Stored records
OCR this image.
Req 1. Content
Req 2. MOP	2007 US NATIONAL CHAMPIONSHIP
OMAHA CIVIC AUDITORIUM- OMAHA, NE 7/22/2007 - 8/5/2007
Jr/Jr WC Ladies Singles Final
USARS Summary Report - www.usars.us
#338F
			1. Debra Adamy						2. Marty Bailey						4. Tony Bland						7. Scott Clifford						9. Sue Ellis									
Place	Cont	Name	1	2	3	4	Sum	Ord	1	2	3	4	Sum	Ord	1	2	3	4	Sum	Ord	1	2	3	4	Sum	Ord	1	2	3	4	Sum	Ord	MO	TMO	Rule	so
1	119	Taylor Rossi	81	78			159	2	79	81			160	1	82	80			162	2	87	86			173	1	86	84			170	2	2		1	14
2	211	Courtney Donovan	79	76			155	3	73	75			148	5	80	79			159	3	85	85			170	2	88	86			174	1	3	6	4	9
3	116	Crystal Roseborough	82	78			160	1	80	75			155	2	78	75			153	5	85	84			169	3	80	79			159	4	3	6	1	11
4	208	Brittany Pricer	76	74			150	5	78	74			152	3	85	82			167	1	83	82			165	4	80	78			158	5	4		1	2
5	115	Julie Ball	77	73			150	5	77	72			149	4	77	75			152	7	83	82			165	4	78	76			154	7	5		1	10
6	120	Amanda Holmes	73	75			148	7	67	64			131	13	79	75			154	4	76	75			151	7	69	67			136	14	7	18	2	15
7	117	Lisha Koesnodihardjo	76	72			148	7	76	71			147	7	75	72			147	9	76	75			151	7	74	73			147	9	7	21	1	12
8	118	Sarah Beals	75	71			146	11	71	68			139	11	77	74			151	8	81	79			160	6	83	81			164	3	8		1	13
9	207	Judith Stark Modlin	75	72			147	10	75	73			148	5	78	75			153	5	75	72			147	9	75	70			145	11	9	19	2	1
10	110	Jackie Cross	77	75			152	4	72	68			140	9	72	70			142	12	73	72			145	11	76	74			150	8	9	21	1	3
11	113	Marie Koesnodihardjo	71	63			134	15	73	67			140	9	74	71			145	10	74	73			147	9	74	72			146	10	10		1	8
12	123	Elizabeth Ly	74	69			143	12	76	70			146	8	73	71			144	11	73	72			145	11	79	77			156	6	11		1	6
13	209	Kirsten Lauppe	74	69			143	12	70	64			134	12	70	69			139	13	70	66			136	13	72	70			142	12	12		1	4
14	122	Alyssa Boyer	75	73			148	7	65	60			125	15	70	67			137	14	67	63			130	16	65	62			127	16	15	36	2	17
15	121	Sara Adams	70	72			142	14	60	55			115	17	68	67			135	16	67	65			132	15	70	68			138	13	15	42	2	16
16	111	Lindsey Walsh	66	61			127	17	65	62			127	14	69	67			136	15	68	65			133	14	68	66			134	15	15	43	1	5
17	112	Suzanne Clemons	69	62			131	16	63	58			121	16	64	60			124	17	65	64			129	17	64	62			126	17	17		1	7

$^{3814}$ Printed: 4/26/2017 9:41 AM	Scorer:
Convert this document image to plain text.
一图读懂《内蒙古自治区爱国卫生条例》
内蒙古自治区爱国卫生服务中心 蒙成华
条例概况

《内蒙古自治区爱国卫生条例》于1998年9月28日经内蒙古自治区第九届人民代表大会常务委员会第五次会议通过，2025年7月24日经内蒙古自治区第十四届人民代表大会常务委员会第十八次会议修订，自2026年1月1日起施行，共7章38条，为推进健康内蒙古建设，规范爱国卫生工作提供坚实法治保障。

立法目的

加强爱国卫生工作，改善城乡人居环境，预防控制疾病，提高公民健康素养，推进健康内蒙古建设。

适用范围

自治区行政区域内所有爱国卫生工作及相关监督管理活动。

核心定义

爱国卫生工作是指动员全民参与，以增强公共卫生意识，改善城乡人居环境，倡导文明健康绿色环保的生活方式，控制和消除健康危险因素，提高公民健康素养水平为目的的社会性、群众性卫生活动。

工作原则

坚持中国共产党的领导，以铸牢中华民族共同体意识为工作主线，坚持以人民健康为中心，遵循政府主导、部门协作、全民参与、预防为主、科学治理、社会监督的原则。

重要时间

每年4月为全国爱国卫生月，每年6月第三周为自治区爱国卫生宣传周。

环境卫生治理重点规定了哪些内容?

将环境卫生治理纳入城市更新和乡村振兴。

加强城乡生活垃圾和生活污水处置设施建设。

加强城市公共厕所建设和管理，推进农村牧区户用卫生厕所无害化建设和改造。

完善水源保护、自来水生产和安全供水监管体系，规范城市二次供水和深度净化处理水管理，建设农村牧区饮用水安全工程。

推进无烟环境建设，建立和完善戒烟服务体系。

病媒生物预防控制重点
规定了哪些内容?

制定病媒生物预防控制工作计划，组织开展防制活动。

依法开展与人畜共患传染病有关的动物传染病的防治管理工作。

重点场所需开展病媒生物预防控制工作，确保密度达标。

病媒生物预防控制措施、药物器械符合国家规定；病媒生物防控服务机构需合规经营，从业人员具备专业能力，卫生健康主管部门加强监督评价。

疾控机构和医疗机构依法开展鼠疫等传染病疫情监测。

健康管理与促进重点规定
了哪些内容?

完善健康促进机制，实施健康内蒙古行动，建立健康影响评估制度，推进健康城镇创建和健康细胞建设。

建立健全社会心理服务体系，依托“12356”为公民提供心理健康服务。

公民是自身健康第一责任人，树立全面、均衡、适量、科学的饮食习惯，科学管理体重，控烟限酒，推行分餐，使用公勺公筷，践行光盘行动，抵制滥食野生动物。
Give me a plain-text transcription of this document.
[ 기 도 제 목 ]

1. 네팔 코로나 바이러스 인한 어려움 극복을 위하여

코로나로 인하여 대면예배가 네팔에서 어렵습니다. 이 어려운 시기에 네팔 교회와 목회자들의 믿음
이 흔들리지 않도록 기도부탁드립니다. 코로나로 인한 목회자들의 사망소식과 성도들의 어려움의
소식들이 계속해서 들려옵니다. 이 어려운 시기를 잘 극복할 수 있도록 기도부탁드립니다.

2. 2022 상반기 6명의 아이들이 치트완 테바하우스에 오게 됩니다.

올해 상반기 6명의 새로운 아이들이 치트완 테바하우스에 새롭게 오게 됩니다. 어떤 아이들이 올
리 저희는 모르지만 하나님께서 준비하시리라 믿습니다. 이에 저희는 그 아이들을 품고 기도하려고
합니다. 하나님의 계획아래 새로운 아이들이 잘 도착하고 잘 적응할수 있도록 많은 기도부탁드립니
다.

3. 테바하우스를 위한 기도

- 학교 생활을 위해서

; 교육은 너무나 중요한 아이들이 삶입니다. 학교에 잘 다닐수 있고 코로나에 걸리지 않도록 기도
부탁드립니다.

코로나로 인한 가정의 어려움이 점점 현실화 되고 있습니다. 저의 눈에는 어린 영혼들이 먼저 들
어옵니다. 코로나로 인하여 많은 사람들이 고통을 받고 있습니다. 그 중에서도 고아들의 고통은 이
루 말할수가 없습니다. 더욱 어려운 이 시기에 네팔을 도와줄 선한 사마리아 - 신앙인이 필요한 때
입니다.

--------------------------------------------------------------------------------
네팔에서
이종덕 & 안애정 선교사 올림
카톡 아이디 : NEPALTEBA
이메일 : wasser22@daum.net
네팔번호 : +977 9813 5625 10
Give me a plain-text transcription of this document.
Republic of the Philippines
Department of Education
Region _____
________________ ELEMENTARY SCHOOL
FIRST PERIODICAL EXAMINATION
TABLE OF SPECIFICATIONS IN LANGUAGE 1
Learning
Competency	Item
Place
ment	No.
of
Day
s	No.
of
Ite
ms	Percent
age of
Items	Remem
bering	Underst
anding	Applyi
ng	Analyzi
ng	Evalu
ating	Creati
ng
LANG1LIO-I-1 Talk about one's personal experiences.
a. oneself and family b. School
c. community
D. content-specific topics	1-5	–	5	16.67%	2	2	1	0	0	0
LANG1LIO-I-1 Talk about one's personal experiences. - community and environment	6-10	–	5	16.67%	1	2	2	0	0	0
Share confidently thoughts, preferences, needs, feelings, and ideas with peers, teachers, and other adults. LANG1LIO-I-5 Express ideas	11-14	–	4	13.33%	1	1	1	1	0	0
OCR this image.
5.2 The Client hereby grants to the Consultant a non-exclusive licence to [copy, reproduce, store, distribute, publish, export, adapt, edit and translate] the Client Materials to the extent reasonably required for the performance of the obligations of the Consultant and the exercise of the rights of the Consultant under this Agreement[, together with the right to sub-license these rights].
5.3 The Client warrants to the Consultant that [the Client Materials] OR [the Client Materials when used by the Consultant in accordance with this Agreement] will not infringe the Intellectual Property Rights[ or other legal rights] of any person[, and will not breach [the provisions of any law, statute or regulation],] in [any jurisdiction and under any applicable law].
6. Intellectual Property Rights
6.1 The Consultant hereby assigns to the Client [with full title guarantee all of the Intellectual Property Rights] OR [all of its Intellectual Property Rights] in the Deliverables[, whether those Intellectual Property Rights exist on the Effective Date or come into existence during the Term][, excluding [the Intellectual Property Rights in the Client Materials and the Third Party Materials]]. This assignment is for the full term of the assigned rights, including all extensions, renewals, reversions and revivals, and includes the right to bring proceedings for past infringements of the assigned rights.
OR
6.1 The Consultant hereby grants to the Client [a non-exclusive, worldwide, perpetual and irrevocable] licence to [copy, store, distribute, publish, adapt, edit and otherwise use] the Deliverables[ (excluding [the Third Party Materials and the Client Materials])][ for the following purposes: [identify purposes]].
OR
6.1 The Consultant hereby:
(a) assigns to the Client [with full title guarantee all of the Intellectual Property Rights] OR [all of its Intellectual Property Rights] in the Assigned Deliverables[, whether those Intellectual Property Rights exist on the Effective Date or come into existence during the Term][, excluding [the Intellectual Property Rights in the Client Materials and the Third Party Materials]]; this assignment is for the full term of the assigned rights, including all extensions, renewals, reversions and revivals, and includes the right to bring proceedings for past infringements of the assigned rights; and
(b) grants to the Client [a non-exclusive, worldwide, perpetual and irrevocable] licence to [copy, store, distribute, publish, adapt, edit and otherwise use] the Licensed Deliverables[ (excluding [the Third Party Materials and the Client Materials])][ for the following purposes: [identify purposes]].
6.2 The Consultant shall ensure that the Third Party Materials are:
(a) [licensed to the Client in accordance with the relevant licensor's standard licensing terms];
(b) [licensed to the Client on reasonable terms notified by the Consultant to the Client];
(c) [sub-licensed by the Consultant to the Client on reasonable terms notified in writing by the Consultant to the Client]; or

Your goal: Copy every line above that holds the word "内蒙古自治区爱国卫生条例".

Output:
一图读懂《内蒙古自治区爱国卫生条例》
《内蒙古自治区爱国卫生条例》于1998年9月28日经内蒙古自治区第九届人民代表大会常务委员会第五次会议通过，2025年7月24日经内蒙古自治区第十四届人民代表大会常务委员会第十八次会议修订，自2026年1月1日起施行，共7章38条，为推进健康内蒙古建设，规范爱国卫生工作提供坚实法治保障。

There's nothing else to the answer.